Search the data for the string "note" and extract every line where it appears.

[Dataset excerpt]
----------------------------------------

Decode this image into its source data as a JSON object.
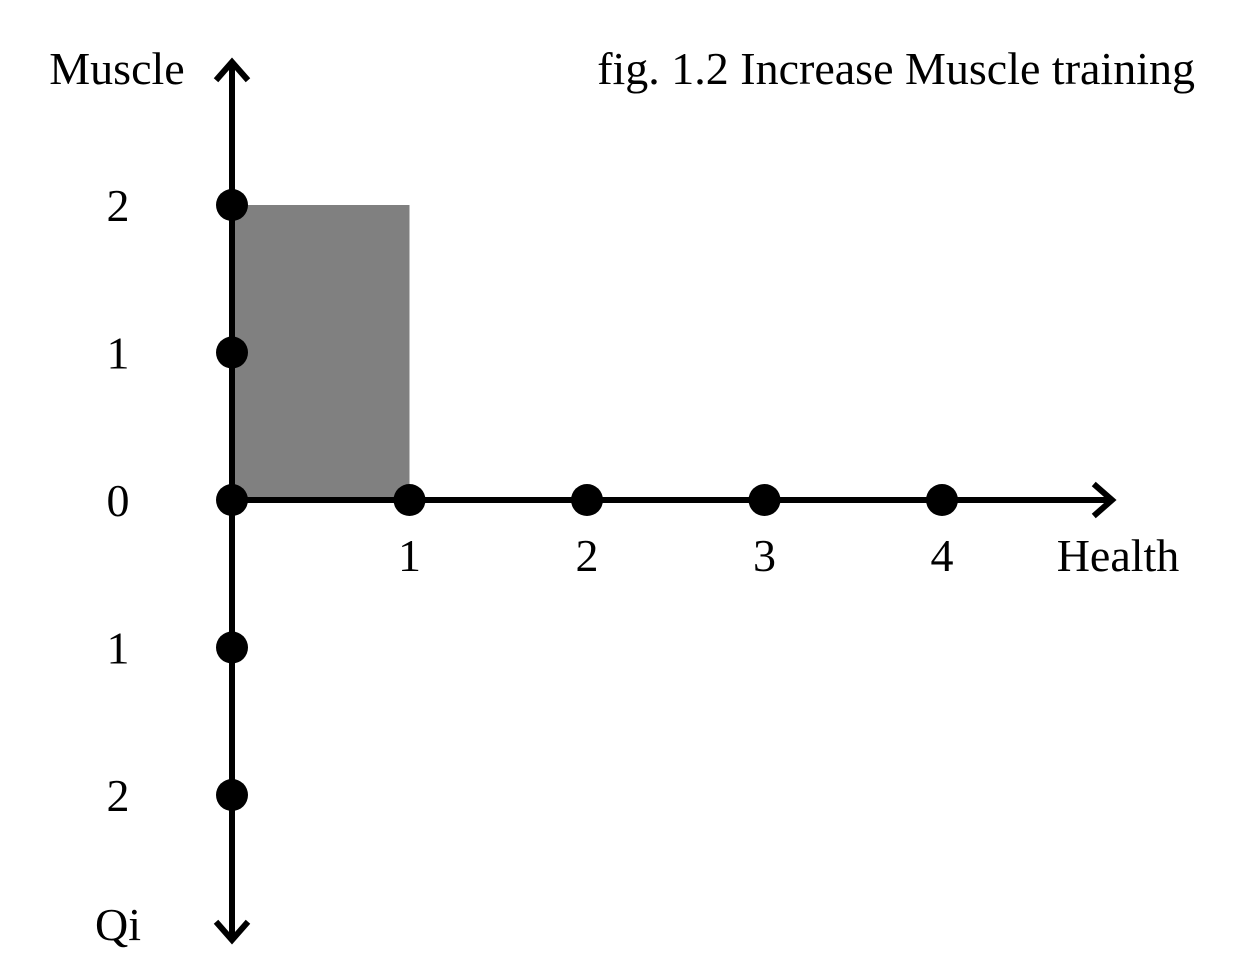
{
  "title": "fig. 1.2 Increase Muscle training",
  "axes": {
    "up_label": "Muscle",
    "right_label": "Health",
    "down_label": "Qi"
  },
  "vertical_ticks": [
    {
      "label": "2",
      "value": 2
    },
    {
      "label": "1",
      "value": 1
    },
    {
      "label": "0",
      "value": 0
    },
    {
      "label": "1",
      "value": -1
    },
    {
      "label": "2",
      "value": -2
    }
  ],
  "horizontal_ticks": [
    {
      "label": "1",
      "value": 1
    },
    {
      "label": "2",
      "value": 2
    },
    {
      "label": "3",
      "value": 3
    },
    {
      "label": "4",
      "value": 4
    }
  ],
  "highlight": {
    "health_from": 0,
    "health_to": 1,
    "muscle_from": 0,
    "muscle_to": 2,
    "color": "#808080"
  },
  "colors": {
    "axis": "#000000",
    "dot": "#000000",
    "background": "#ffffff"
  }
}
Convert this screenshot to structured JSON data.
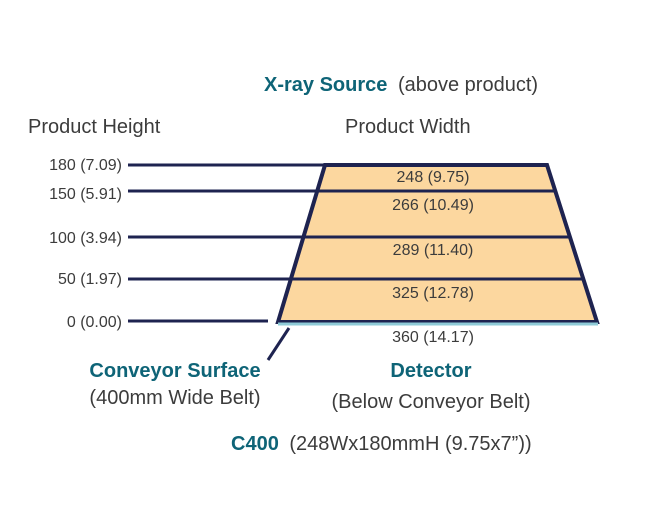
{
  "source": {
    "label": "X-ray Source",
    "note": "(above product)"
  },
  "headers": {
    "height": "Product Height",
    "width": "Product Width"
  },
  "levels": [
    {
      "height": "180 (7.09)",
      "width": "248 (9.75)"
    },
    {
      "height": "150 (5.91)",
      "width": "266 (10.49)"
    },
    {
      "height": "100 (3.94)",
      "width": "289 (11.40)"
    },
    {
      "height": "50 (1.97)",
      "width": "325 (12.78)"
    },
    {
      "height": "0 (0.00)",
      "width": "360 (14.17)"
    }
  ],
  "conveyor": {
    "label": "Conveyor Surface",
    "note": "(400mm Wide Belt)"
  },
  "detector": {
    "label": "Detector",
    "note": "(Below Conveyor Belt)"
  },
  "model": {
    "name": "C400",
    "spec": "(248Wx180mmH (9.75x7”))"
  },
  "colors": {
    "fill": "#fcd79f",
    "line": "#1e2350",
    "accent_teal": "#0e6477",
    "detector_line": "#8fcbd7",
    "text_grey": "#3c3c3c"
  }
}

----------------------------------------

▶ Solution to this task
    "note": "(above product)"
    "note": "(400mm Wide Belt)"
    "note": "(Below Conveyor Belt)"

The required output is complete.